**What is asked:** Transcribe the entries that follow exactly as they appear, minus pictures.

**Provided entries:**
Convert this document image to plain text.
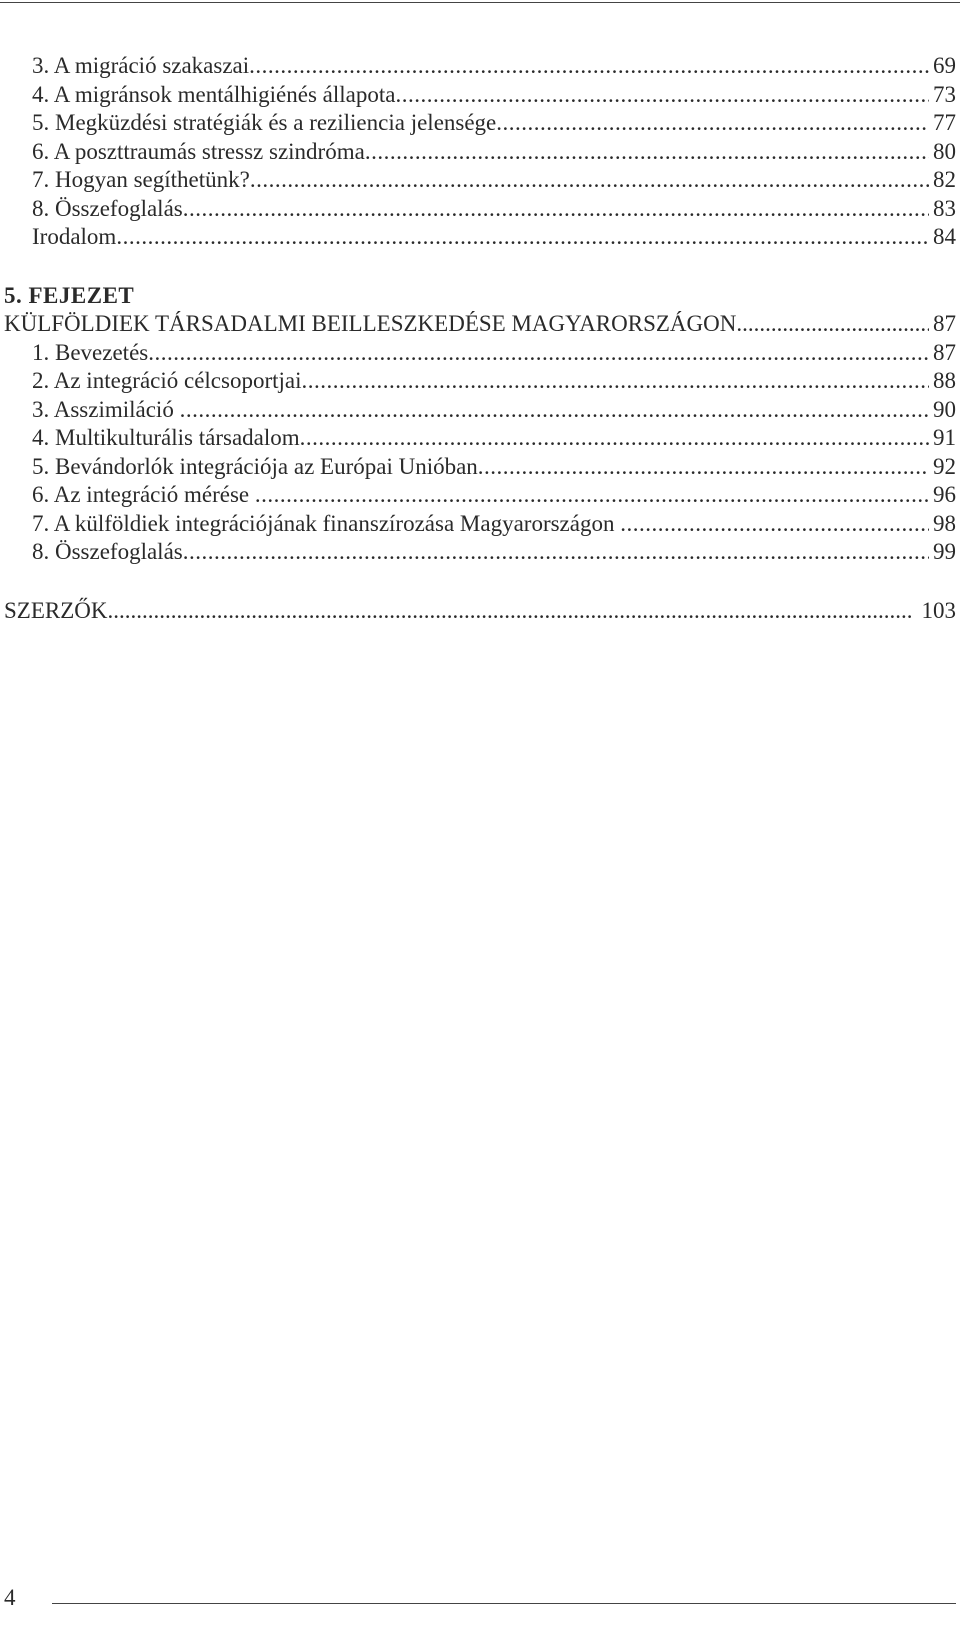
3. A migráció szakaszai .....	69
4. A migránsok mentálhigiénés állapota .....	73
5. Megküzdési stratégiák és a reziliencia jelensége .....	77
6. A poszttraumás stressz szindróma .....	80
7. Hogyan segíthetünk? .....	82
8. Összefoglalás .....	83
Irodalom .....	84
5. FEJEZET
KÜLFÖLDIEK TÁRSADALMI BEILLESZKEDÉSE MAGYARORSZÁGON .....	87
1. Bevezetés .....	87
2. Az integráció célcsoportjai .....	88
3. Asszimiláció .....	90
4. Multikulturális társadalom .....	91
5. Bevándorlók integrációja az Európai Unióban .....	92
6. Az integráció mérése .....	96
7. A külföldiek integrációjának finanszírozása Magyarországon .....	98
8. Összefoglalás .....	99
SZERZŐK .....	103
4
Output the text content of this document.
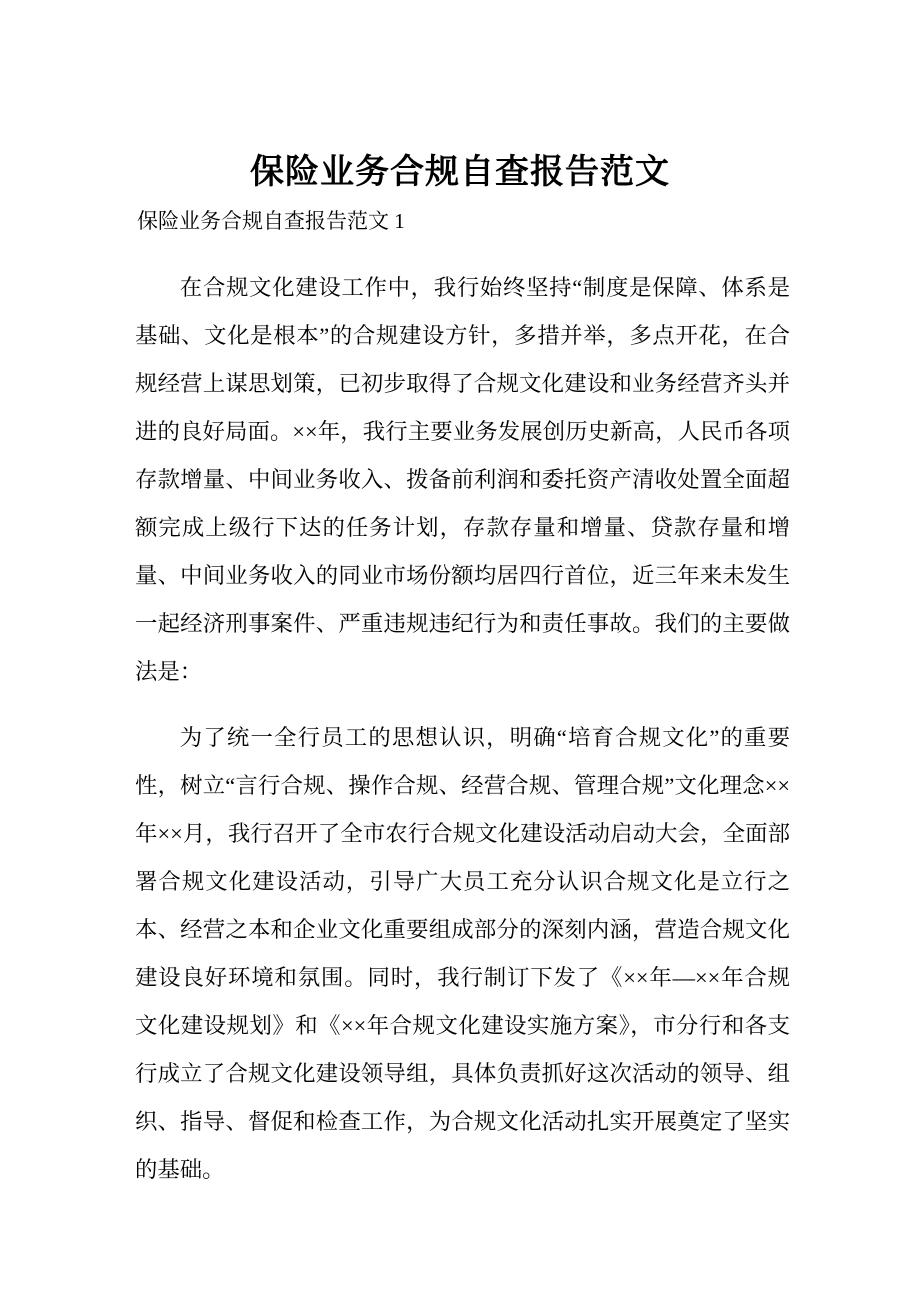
保险业务合规自查报告范文
保险业务合规自查报告范文 1

在合规文化建设工作中，我行始终坚持“制度是保障、体系是基础、文化是根本”的合规建设方针，多措并举，多点开花，在合规经营上谋思划策，已初步取得了合规文化建设和业务经营齐头并进的良好局面。××年，我行主要业务发展创历史新高，人民币各项存款增量、中间业务收入、拨备前利润和委托资产清收处置全面超额完成上级行下达的任务计划，存款存量和增量、贷款存量和增量、中间业务收入的同业市场份额均居四行首位，近三年来未发生一起经济刑事案件、严重违规违纪行为和责任事故。我们的主要做法是：

为了统一全行员工的思想认识，明确“培育合规文化”的重要性，树立“言行合规、操作合规、经营合规、管理合规”文化理念××年××月，我行召开了全市农行合规文化建设活动启动大会，全面部署合规文化建设活动，引导广大员工充分认识合规文化是立行之本、经营之本和企业文化重要组成部分的深刻内涵，营造合规文化建设良好环境和氛围。同时，我行制订下发了《××年—××年合规文化建设规划》和《××年合规文化建设实施方案》，市分行和各支行成立了合规文化建设领导组，具体负责抓好这次活动的领导、组织、指导、督促和检查工作，为合规文化活动扎实开展奠定了坚实的基础。
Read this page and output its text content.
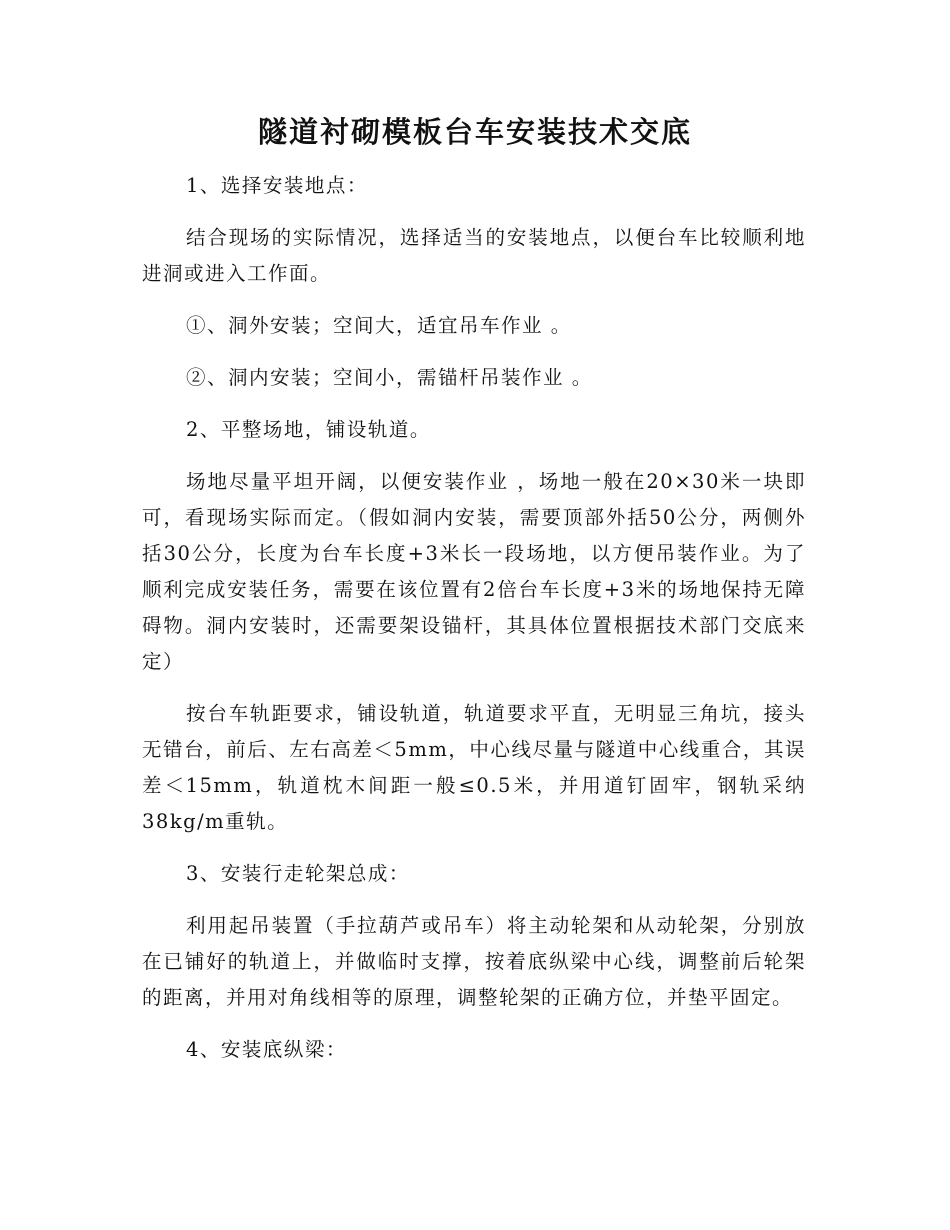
隧道衬砌模板台车安装技术交底

1、选择安装地点：

结合现场的实际情况，选择适当的安装地点，以便台车比较顺利地进洞或进入工作面。

①、洞外安装；空间大，适宜吊车作业 。

②、洞内安装；空间小，需锚杆吊装作业 。

2、平整场地，铺设轨道。

场地尽量平坦开阔，以便安装作业 ，场地一般在20×30米一块即可，看现场实际而定。（假如洞内安装，需要顶部外括50公分，两侧外括30公分，长度为台车长度+3米长一段场地，以方便吊装作业。为了顺利完成安装任务，需要在该位置有2倍台车长度+3米的场地保持无障碍物。洞内安装时，还需要架设锚杆，其具体位置根据技术部门交底来定）

按台车轨距要求，铺设轨道，轨道要求平直，无明显三角坑，接头无错台，前后、左右高差＜5mm，中心线尽量与隧道中心线重合，其误差＜15mm，轨道枕木间距一般≤0.5米，并用道钉固牢，钢轨采纳38kg/m重轨。

3、安装行走轮架总成：

利用起吊装置（手拉葫芦或吊车）将主动轮架和从动轮架，分别放在已铺好的轨道上，并做临时支撑，按着底纵梁中心线，调整前后轮架的距离，并用对角线相等的原理，调整轮架的正确方位，并垫平固定。

4、安装底纵梁：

**Solution:**
Convert this document image to plain text.
3. A migráció szakaszai .....	69
4. A migránsok mentálhigiénés állapota .....	73
5. Megküzdési stratégiák és a reziliencia jelensége .....	77
6. A poszttraumás stressz szindróma .....	80
7. Hogyan segíthetünk? .....	82
8. Összefoglalás .....	83
Irodalom .....	84
5. FEJEZET
KÜLFÖLDIEK TÁRSADALMI BEILLESZKEDÉSE MAGYARORSZÁGON .....	87
1. Bevezetés .....	87
2. Az integráció célcsoportjai .....	88
3. Asszimiláció .....	90
4. Multikulturális társadalom .....	91
5. Bevándorlók integrációja az Európai Unióban .....	92
6. Az integráció mérése .....	96
7. A külföldiek integrációjának finanszírozása Magyarországon .....	98
8. Összefoglalás .....	99
SZERZŐK .....	103
4
Output the text content of this document.
保险业务合规自查报告范文
保险业务合规自查报告范文 1

在合规文化建设工作中，我行始终坚持“制度是保障、体系是基础、文化是根本”的合规建设方针，多措并举，多点开花，在合规经营上谋思划策，已初步取得了合规文化建设和业务经营齐头并进的良好局面。××年，我行主要业务发展创历史新高，人民币各项存款增量、中间业务收入、拨备前利润和委托资产清收处置全面超额完成上级行下达的任务计划，存款存量和增量、贷款存量和增量、中间业务收入的同业市场份额均居四行首位，近三年来未发生一起经济刑事案件、严重违规违纪行为和责任事故。我们的主要做法是：

为了统一全行员工的思想认识，明确“培育合规文化”的重要性，树立“言行合规、操作合规、经营合规、管理合规”文化理念××年××月，我行召开了全市农行合规文化建设活动启动大会，全面部署合规文化建设活动，引导广大员工充分认识合规文化是立行之本、经营之本和企业文化重要组成部分的深刻内涵，营造合规文化建设良好环境和氛围。同时，我行制订下发了《××年—××年合规文化建设规划》和《××年合规文化建设实施方案》，市分行和各支行成立了合规文化建设领导组，具体负责抓好这次活动的领导、组织、指导、督促和检查工作，为合规文化活动扎实开展奠定了坚实的基础。
Read this page and output its text content.
隧道衬砌模板台车安装技术交底

1、选择安装地点：

结合现场的实际情况，选择适当的安装地点，以便台车比较顺利地进洞或进入工作面。

①、洞外安装；空间大，适宜吊车作业 。

②、洞内安装；空间小，需锚杆吊装作业 。

2、平整场地，铺设轨道。

场地尽量平坦开阔，以便安装作业 ，场地一般在20×30米一块即可，看现场实际而定。（假如洞内安装，需要顶部外括50公分，两侧外括30公分，长度为台车长度+3米长一段场地，以方便吊装作业。为了顺利完成安装任务，需要在该位置有2倍台车长度+3米的场地保持无障碍物。洞内安装时，还需要架设锚杆，其具体位置根据技术部门交底来定）

按台车轨距要求，铺设轨道，轨道要求平直，无明显三角坑，接头无错台，前后、左右高差＜5mm，中心线尽量与隧道中心线重合，其误差＜15mm，轨道枕木间距一般≤0.5米，并用道钉固牢，钢轨采纳38kg/m重轨。

3、安装行走轮架总成：

利用起吊装置（手拉葫芦或吊车）将主动轮架和从动轮架，分别放在已铺好的轨道上，并做临时支撑，按着底纵梁中心线，调整前后轮架的距离，并用对角线相等的原理，调整轮架的正确方位，并垫平固定。

4、安装底纵梁：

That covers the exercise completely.